» **Requirement**: From the listing below, copy every line with the word "HUMANOS".
** Begin Data provided **
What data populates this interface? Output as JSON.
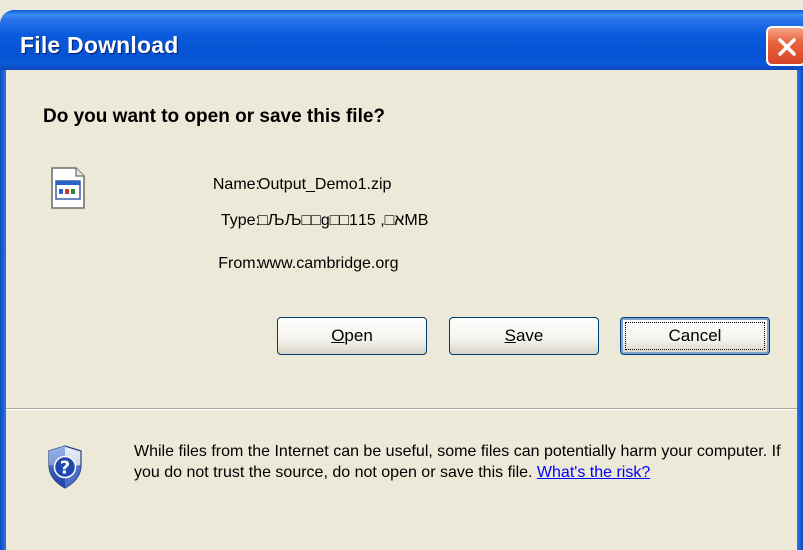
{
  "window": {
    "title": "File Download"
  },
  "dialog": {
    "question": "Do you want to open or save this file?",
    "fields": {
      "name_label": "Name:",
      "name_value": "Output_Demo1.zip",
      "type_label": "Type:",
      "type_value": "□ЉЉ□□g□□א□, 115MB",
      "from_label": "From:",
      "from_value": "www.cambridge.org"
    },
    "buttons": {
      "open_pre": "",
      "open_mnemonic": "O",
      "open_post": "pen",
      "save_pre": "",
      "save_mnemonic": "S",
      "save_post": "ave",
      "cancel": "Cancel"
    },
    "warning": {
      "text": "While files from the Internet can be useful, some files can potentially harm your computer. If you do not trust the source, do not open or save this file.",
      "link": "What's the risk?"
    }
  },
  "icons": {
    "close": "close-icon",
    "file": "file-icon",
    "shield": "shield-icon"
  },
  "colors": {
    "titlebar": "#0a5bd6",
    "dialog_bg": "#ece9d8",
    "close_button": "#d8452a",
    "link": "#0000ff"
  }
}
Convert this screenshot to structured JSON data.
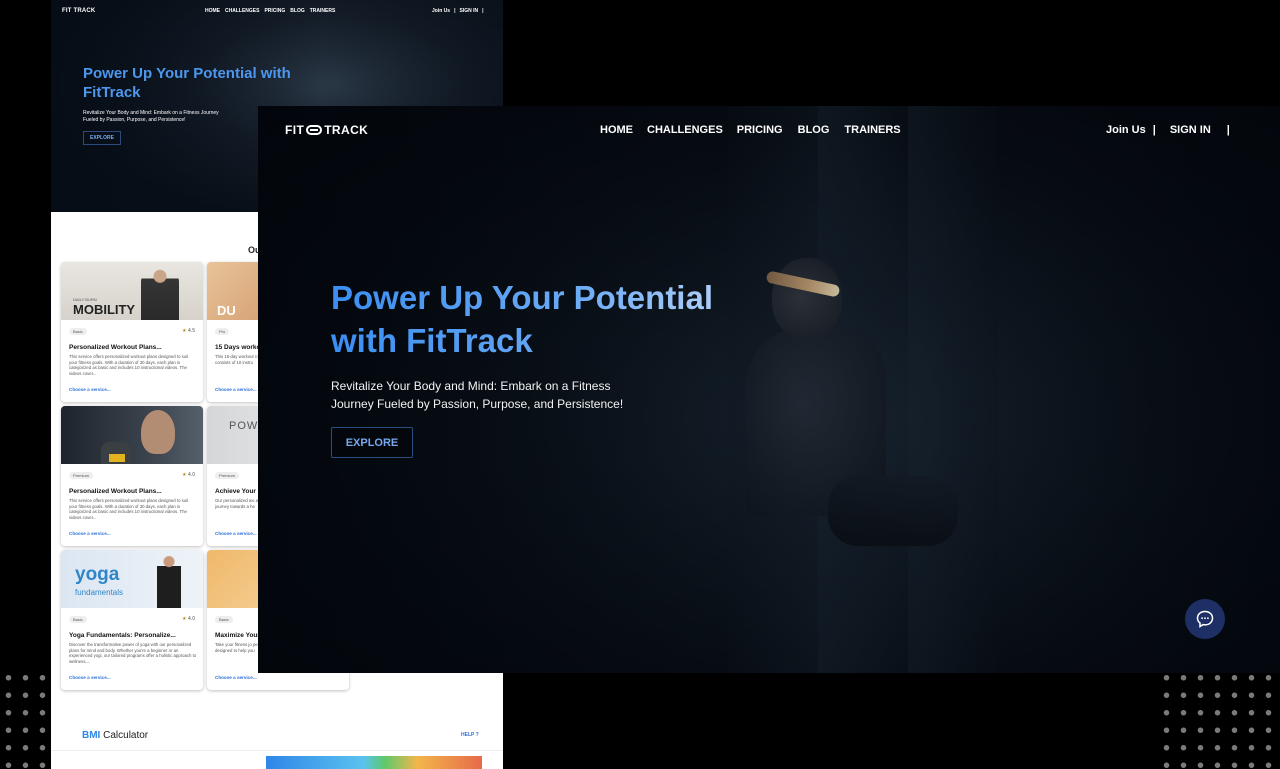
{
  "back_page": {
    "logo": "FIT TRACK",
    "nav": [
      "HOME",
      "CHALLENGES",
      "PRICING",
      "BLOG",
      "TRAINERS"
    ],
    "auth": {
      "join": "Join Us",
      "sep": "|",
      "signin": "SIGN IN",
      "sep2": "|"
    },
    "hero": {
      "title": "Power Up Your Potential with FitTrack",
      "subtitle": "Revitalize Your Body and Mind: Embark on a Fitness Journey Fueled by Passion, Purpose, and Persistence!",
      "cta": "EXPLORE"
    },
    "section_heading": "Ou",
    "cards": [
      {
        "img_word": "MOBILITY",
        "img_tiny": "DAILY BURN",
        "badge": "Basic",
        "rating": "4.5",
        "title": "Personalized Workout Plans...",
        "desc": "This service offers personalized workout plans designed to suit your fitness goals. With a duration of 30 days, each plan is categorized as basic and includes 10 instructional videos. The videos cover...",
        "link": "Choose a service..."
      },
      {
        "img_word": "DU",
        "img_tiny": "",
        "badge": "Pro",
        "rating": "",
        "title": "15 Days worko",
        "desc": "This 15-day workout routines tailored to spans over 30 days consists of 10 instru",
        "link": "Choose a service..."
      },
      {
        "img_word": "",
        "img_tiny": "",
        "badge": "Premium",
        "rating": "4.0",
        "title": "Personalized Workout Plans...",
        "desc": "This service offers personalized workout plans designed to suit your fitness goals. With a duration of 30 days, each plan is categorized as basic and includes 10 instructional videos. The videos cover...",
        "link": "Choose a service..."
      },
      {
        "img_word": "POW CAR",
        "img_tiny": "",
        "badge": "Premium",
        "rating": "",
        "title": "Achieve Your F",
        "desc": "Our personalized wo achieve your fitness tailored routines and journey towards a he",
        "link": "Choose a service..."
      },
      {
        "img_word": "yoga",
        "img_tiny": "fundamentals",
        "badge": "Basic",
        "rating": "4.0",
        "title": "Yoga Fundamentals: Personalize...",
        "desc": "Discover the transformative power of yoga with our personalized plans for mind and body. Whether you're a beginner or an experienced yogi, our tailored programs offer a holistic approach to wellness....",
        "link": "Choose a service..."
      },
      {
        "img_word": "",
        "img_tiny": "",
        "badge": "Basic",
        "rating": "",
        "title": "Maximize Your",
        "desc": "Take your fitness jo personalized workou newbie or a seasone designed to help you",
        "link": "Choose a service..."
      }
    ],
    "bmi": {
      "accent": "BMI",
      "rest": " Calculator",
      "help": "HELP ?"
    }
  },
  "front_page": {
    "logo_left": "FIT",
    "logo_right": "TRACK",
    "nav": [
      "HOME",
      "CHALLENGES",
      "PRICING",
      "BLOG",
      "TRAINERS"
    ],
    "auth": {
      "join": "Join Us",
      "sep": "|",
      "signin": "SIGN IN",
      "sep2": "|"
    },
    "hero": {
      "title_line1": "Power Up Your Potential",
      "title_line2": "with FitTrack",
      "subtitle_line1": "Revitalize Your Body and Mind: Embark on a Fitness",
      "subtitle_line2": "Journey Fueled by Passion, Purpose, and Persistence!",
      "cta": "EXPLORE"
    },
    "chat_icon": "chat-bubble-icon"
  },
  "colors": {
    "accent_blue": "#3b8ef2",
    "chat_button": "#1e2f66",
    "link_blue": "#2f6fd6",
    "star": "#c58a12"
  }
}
** End Data provided **
** Begin Data provided **
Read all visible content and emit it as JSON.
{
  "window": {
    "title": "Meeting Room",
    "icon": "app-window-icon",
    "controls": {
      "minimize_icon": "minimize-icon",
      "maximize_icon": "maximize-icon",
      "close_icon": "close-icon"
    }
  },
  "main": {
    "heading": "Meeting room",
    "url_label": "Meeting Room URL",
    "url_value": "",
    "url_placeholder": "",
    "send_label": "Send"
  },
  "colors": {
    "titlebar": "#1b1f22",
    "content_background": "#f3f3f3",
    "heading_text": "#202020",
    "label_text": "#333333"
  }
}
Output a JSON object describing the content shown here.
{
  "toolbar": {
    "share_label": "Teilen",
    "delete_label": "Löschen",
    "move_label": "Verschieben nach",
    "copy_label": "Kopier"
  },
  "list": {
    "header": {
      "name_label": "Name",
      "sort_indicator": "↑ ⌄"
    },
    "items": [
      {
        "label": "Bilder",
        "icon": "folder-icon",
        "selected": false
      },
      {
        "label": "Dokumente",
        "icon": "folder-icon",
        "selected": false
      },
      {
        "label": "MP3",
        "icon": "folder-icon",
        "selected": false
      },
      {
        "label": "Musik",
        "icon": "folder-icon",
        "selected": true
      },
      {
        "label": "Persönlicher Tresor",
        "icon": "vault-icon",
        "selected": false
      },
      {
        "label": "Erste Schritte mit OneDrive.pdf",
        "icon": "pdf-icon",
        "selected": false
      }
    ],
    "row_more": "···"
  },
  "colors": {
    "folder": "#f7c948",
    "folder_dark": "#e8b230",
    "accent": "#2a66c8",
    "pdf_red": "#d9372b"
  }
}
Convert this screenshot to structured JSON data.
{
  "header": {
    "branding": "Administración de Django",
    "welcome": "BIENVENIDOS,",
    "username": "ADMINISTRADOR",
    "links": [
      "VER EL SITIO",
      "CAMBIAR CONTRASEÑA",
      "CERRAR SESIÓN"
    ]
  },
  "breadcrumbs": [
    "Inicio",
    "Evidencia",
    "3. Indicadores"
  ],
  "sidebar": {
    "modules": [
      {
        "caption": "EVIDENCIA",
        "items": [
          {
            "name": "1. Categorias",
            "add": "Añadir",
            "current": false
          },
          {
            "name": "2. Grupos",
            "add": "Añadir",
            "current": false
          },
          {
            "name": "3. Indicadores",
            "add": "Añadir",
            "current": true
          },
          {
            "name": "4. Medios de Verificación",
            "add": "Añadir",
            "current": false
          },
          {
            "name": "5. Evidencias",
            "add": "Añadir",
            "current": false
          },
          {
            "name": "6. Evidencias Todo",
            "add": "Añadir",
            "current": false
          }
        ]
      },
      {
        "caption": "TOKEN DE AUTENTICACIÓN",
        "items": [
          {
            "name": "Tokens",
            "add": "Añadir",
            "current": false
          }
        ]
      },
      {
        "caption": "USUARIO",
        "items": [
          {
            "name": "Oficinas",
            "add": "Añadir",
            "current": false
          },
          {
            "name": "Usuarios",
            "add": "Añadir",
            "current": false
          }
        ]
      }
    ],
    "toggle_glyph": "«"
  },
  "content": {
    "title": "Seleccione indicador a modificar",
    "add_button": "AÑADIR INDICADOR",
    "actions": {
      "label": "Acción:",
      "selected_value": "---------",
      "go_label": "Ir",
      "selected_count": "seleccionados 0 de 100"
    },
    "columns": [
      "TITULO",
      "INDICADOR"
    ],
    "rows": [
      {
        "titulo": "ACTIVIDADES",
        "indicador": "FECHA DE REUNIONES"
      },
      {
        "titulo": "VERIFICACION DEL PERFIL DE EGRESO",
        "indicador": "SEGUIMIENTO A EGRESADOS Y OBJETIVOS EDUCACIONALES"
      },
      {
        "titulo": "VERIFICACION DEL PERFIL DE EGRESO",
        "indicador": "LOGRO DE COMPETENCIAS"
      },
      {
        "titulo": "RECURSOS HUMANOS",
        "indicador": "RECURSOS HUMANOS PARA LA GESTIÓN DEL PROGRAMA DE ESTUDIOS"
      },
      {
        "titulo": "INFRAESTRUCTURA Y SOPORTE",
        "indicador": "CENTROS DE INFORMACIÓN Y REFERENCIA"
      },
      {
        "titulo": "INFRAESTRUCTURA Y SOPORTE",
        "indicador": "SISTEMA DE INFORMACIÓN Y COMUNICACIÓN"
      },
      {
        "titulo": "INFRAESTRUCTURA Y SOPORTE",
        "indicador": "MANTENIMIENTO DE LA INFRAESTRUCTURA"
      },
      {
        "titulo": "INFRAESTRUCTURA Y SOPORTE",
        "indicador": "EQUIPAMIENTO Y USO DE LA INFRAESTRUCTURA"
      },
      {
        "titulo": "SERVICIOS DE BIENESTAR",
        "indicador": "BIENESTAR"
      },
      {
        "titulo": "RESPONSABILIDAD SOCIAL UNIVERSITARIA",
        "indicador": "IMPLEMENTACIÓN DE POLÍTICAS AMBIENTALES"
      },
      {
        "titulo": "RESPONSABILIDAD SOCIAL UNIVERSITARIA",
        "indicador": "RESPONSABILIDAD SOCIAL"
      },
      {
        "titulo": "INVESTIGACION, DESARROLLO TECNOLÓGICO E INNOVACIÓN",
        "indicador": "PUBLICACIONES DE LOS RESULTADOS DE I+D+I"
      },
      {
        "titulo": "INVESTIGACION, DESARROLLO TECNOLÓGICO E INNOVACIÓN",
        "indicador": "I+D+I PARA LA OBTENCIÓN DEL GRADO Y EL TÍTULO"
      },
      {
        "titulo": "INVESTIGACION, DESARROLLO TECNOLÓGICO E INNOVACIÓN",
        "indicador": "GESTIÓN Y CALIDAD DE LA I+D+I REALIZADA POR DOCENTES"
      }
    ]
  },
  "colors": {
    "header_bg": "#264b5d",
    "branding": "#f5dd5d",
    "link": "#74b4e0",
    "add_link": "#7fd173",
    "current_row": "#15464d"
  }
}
** End Data provided **
** Begin Data provided **
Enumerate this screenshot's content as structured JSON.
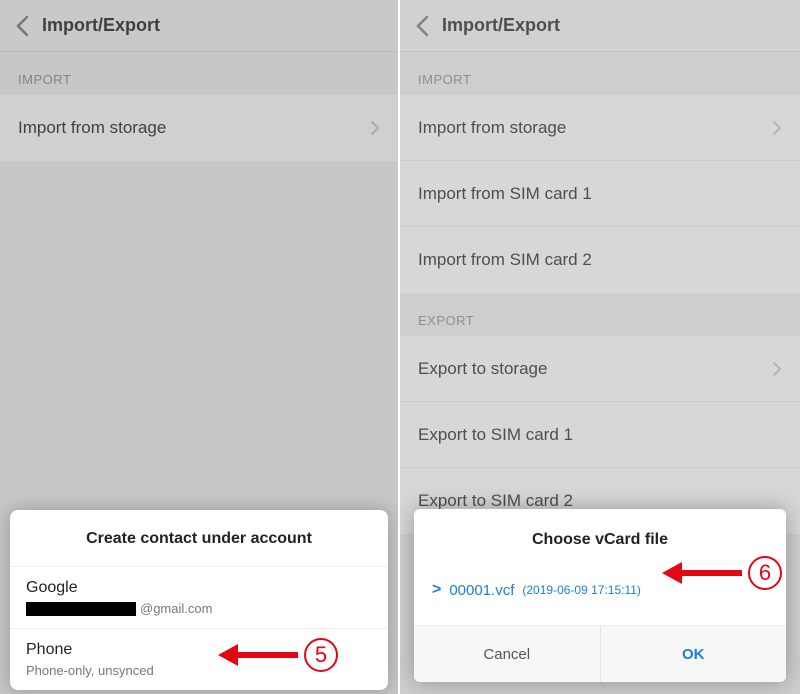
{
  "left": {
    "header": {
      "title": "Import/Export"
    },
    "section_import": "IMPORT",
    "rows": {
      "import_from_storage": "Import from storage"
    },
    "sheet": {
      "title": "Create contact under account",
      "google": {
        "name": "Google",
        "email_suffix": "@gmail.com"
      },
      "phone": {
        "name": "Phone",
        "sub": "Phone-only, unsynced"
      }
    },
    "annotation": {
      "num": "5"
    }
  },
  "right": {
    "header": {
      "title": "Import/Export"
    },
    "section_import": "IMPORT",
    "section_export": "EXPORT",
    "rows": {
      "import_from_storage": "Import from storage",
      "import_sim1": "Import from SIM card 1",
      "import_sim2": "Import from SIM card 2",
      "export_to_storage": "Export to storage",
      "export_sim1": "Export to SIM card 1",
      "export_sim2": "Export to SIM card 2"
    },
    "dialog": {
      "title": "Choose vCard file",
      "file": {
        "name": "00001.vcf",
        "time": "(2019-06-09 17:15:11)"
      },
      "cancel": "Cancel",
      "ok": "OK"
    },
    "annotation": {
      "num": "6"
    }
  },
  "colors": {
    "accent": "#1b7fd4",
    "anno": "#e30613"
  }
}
** End Data provided **
» **Result for this exercise**:
        "titulo": "RECURSOS HUMANOS",
        "indicador": "RECURSOS HUMANOS PARA LA GESTIÓN DEL PROGRAMA DE ESTUDIOS"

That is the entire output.